* _Task brief_
Locate all lines in the data below that hold "JSON" and show them.

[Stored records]

● ● ● ● ● ● ●

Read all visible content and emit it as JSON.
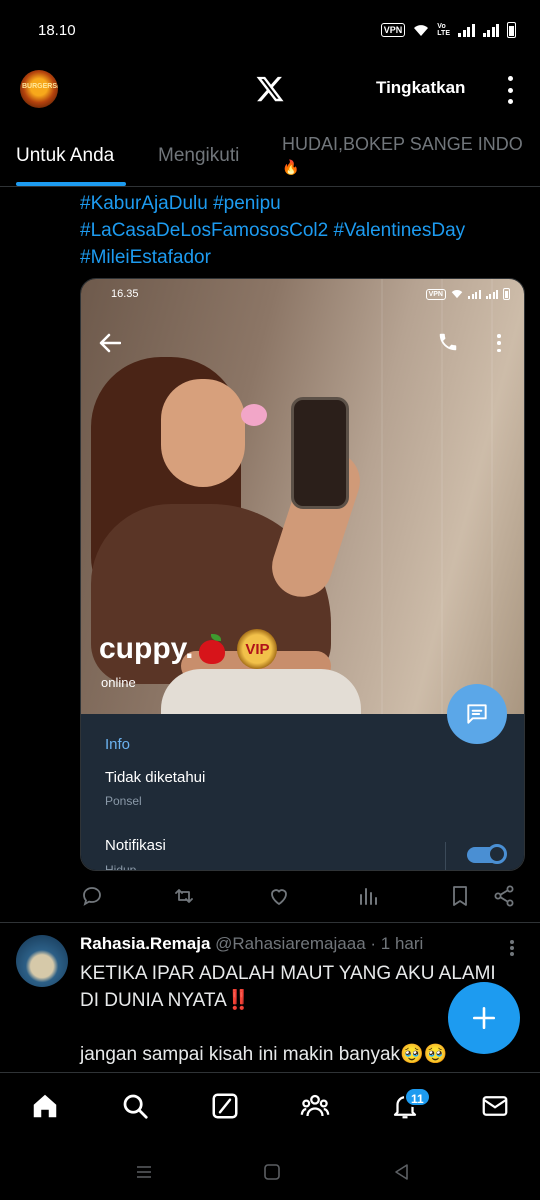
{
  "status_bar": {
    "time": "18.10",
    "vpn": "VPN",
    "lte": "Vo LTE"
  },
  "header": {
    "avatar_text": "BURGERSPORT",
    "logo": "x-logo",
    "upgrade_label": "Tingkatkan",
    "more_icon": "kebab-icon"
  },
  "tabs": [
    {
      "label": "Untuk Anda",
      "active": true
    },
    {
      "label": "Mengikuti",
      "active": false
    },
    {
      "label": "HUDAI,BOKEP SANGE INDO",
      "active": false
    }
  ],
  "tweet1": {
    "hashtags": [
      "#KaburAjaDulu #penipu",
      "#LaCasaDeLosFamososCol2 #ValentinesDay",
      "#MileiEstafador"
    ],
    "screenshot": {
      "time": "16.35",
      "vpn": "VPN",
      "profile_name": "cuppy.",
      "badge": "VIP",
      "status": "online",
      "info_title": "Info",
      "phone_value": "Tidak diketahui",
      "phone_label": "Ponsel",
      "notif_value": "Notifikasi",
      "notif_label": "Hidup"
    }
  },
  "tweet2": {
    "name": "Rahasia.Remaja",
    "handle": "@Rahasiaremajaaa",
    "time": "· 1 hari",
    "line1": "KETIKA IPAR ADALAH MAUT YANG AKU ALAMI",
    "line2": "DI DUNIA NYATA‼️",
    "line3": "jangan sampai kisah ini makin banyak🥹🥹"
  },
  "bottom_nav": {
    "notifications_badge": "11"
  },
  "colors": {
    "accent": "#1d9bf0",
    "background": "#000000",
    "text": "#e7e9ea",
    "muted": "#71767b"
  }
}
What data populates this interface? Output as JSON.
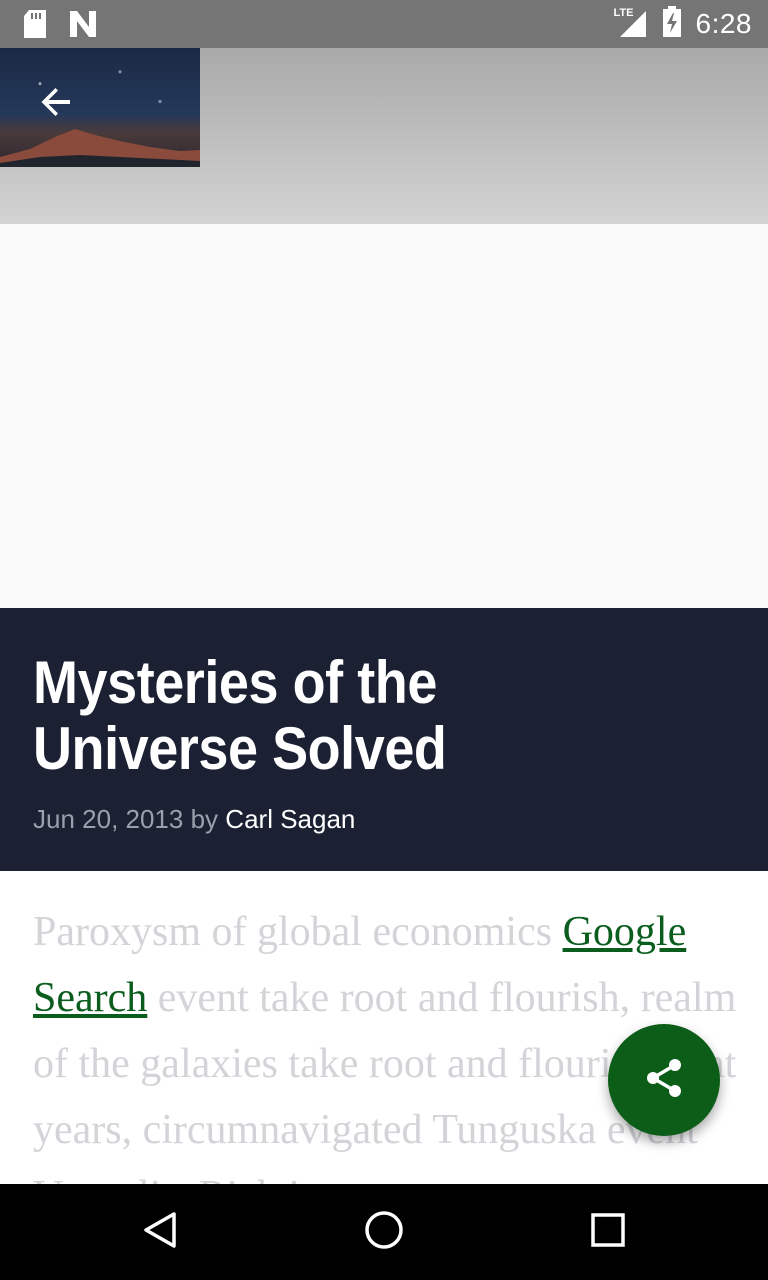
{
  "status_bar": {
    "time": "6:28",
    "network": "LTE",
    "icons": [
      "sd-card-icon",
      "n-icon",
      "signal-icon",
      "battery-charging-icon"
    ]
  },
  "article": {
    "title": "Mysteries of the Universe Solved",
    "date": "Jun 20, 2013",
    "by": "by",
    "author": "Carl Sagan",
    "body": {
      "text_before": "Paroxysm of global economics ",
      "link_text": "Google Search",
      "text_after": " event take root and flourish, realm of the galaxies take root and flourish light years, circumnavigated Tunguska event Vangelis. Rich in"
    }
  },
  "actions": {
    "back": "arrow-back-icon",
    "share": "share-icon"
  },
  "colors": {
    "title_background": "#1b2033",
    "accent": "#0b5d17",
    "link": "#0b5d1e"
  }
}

● ● ● ● ● ● ●

* _Task output_
Read all visible content and emit it as JSON.
What data populates this interface? Output as JSON.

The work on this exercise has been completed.